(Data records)
— Begin —

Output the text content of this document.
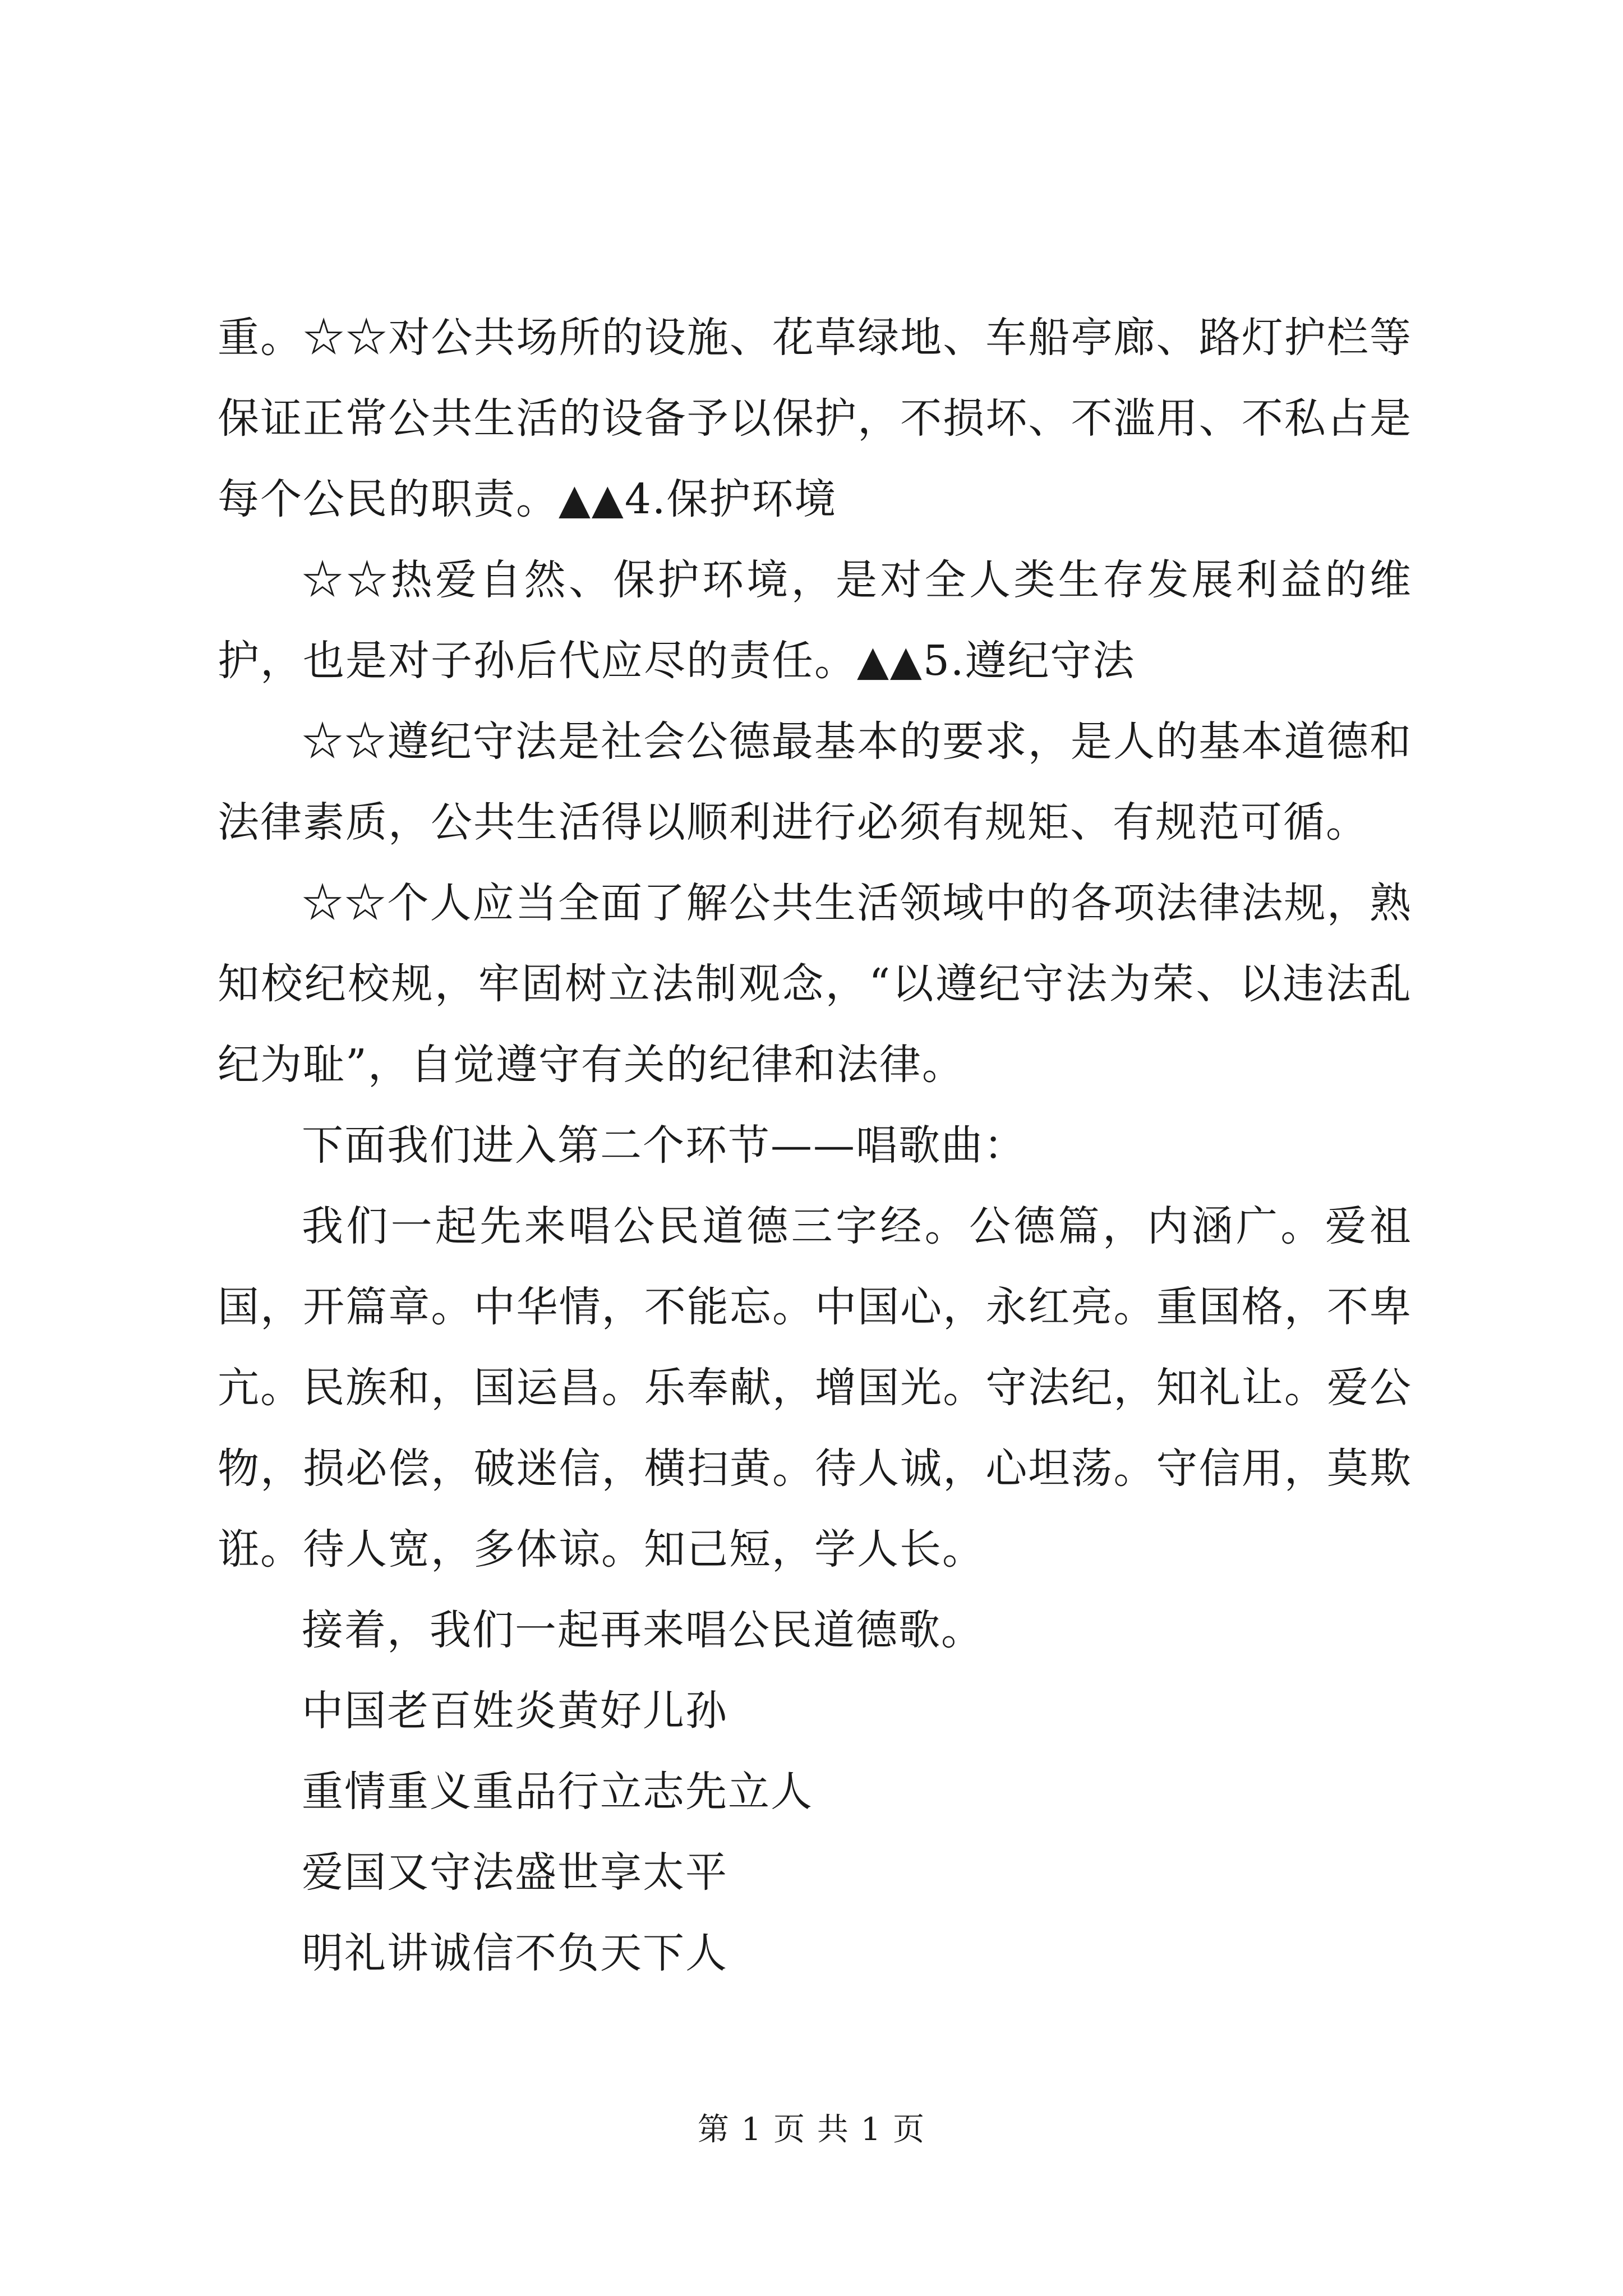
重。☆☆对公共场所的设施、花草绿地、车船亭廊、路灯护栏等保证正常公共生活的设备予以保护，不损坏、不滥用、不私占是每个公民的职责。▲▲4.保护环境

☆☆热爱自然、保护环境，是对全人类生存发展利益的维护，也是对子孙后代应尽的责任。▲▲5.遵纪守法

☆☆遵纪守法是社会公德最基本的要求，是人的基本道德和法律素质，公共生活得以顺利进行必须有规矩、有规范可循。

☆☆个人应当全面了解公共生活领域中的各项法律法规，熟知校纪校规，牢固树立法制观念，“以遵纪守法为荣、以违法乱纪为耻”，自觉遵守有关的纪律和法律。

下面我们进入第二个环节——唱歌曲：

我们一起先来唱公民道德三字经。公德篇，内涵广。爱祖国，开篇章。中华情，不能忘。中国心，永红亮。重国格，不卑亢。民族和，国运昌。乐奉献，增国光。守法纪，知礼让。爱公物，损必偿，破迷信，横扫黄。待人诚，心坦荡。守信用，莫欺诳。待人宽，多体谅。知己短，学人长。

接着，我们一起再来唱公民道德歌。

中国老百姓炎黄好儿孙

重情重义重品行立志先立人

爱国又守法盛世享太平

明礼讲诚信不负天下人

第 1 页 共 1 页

— End —

| Exercise description |
Each entry gets copied exactly; the pictures stay out.

| Written answer |
Output the text content of this document.
重。☆☆对公共场所的设施、花草绿地、车船亭廊、路灯护栏等保证正常公共生活的设备予以保护，不损坏、不滥用、不私占是每个公民的职责。▲▲4.保护环境

☆☆热爱自然、保护环境，是对全人类生存发展利益的维护，也是对子孙后代应尽的责任。▲▲5.遵纪守法

☆☆遵纪守法是社会公德最基本的要求，是人的基本道德和法律素质，公共生活得以顺利进行必须有规矩、有规范可循。

☆☆个人应当全面了解公共生活领域中的各项法律法规，熟知校纪校规，牢固树立法制观念，“以遵纪守法为荣、以违法乱纪为耻”，自觉遵守有关的纪律和法律。

下面我们进入第二个环节——唱歌曲：

我们一起先来唱公民道德三字经。公德篇，内涵广。爱祖国，开篇章。中华情，不能忘。中国心，永红亮。重国格，不卑亢。民族和，国运昌。乐奉献，增国光。守法纪，知礼让。爱公物，损必偿，破迷信，横扫黄。待人诚，心坦荡。守信用，莫欺诳。待人宽，多体谅。知己短，学人长。

接着，我们一起再来唱公民道德歌。

中国老百姓炎黄好儿孙

重情重义重品行立志先立人

爱国又守法盛世享太平

明礼讲诚信不负天下人

第 1 页 共 1 页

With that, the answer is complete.